From the listing below, work out how many lines contain "name". Reply with that number only.

─── Recorded information ───

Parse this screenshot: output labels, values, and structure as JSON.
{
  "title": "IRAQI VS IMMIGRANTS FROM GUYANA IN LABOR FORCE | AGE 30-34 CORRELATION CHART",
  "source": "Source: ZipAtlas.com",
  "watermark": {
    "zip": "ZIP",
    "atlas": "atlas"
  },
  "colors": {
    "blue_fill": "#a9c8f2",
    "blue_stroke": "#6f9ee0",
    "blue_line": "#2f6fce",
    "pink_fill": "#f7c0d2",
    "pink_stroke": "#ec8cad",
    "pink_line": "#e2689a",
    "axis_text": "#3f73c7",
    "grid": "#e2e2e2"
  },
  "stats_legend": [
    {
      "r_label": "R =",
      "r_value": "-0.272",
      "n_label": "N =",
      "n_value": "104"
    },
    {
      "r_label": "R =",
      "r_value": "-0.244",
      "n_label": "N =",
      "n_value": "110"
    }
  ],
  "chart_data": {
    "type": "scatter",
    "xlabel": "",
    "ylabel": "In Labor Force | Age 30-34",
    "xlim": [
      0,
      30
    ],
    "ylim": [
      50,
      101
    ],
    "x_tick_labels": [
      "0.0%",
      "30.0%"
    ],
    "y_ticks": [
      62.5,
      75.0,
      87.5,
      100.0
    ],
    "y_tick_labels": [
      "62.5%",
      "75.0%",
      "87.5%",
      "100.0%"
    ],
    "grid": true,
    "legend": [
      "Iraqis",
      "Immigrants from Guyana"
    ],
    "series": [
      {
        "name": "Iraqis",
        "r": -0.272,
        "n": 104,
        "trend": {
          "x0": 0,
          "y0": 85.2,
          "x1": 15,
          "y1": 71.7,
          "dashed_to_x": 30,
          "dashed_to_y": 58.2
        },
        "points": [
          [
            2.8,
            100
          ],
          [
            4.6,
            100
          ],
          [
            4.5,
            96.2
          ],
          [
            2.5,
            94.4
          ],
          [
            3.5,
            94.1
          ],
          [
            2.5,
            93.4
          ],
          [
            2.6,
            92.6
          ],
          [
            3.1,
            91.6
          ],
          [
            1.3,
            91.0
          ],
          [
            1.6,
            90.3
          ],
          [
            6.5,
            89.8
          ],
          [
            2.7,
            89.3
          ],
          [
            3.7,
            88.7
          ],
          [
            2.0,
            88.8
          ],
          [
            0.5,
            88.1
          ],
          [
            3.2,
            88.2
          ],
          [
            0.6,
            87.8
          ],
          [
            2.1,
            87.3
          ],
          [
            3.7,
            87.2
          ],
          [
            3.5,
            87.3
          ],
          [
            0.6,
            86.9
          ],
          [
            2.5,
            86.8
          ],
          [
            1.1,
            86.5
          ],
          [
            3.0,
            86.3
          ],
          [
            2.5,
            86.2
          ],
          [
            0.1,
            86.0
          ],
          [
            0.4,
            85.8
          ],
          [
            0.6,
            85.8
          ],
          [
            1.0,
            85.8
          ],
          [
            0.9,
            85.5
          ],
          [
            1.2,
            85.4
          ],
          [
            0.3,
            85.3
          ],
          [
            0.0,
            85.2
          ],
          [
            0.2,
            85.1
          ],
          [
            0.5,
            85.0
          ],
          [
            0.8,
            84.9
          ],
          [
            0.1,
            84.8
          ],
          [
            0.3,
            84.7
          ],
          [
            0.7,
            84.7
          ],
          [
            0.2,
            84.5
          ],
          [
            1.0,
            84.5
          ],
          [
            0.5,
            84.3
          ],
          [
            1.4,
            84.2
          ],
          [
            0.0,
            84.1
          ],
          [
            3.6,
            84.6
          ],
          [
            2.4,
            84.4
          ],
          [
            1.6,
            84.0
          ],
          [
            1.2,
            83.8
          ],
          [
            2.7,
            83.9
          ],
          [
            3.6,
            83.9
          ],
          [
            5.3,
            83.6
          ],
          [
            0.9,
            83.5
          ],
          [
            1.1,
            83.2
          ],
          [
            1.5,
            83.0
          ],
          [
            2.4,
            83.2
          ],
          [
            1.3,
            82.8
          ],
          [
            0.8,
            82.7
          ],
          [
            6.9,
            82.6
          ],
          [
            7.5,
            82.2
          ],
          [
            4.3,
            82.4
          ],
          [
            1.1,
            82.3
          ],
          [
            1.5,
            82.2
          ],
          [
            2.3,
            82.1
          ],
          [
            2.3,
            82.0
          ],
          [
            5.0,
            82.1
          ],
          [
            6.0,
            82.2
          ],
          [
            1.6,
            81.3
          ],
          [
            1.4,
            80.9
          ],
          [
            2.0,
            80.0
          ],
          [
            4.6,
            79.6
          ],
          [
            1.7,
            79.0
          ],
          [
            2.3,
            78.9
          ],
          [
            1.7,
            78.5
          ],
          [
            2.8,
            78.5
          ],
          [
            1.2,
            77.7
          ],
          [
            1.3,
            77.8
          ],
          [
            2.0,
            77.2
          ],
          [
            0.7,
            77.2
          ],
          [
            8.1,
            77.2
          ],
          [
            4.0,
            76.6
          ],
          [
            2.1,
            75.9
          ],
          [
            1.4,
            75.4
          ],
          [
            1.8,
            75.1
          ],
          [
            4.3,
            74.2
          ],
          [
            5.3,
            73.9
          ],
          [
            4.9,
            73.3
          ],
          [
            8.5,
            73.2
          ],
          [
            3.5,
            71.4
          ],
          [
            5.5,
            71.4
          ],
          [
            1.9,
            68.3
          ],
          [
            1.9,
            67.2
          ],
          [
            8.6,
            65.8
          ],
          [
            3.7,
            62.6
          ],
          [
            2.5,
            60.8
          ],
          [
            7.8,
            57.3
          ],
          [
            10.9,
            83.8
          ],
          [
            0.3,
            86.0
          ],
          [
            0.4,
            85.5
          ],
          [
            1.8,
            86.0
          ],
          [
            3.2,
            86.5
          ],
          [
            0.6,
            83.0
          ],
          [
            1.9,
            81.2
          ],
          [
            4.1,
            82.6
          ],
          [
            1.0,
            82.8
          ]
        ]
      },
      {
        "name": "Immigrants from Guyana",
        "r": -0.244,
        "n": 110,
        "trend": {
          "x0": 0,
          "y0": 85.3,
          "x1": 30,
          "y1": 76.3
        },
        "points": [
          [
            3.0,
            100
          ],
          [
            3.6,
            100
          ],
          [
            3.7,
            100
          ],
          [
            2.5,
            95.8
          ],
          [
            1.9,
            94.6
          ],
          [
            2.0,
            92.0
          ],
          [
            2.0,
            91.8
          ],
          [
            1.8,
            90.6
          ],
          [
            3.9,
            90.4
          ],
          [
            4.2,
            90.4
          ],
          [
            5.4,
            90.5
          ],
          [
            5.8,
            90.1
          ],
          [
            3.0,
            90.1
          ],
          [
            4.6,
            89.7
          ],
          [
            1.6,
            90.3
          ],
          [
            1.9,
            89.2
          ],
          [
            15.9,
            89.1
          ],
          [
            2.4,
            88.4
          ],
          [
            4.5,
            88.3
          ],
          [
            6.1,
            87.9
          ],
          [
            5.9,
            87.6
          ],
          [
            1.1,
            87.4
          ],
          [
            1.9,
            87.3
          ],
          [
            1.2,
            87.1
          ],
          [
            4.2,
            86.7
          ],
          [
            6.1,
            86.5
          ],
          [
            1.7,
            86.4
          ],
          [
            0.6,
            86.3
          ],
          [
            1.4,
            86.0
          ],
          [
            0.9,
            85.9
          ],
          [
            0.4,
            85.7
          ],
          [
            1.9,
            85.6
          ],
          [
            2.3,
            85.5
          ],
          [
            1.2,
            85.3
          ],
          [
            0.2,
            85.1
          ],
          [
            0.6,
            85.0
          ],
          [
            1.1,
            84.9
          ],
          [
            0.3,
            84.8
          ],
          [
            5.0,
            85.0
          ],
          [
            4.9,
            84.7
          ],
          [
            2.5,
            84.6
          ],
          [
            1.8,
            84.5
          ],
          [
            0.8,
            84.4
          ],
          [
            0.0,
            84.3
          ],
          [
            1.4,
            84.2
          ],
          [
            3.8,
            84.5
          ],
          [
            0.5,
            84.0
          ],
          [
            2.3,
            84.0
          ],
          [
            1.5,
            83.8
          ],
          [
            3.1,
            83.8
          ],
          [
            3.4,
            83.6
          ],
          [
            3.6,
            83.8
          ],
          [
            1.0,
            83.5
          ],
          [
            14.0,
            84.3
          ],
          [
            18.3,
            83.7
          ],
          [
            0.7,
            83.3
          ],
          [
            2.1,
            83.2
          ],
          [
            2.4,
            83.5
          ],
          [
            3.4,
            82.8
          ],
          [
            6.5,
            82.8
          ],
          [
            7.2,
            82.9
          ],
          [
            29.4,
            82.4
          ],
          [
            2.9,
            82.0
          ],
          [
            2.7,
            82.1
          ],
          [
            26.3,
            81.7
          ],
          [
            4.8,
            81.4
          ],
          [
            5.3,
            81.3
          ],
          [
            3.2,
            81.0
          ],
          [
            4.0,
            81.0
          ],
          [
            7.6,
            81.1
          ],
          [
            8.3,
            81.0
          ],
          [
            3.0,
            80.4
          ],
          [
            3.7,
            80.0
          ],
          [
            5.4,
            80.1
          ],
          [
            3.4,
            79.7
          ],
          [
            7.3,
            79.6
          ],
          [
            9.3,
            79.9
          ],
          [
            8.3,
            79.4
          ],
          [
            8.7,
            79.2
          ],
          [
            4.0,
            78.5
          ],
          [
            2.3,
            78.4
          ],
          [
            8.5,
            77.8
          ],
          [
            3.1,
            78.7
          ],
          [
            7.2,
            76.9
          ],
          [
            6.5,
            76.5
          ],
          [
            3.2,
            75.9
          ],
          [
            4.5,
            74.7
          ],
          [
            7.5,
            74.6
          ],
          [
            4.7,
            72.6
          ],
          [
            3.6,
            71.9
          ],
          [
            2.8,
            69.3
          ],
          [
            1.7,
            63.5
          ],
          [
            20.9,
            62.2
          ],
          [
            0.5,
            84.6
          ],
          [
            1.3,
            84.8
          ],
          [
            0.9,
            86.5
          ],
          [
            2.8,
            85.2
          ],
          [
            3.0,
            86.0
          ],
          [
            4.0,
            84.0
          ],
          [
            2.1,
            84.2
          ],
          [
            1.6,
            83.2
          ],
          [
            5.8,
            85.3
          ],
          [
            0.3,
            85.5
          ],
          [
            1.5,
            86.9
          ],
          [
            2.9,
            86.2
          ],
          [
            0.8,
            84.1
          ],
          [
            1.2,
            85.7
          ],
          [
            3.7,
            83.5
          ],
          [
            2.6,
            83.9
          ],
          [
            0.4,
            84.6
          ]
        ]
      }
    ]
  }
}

───

### Written solution
2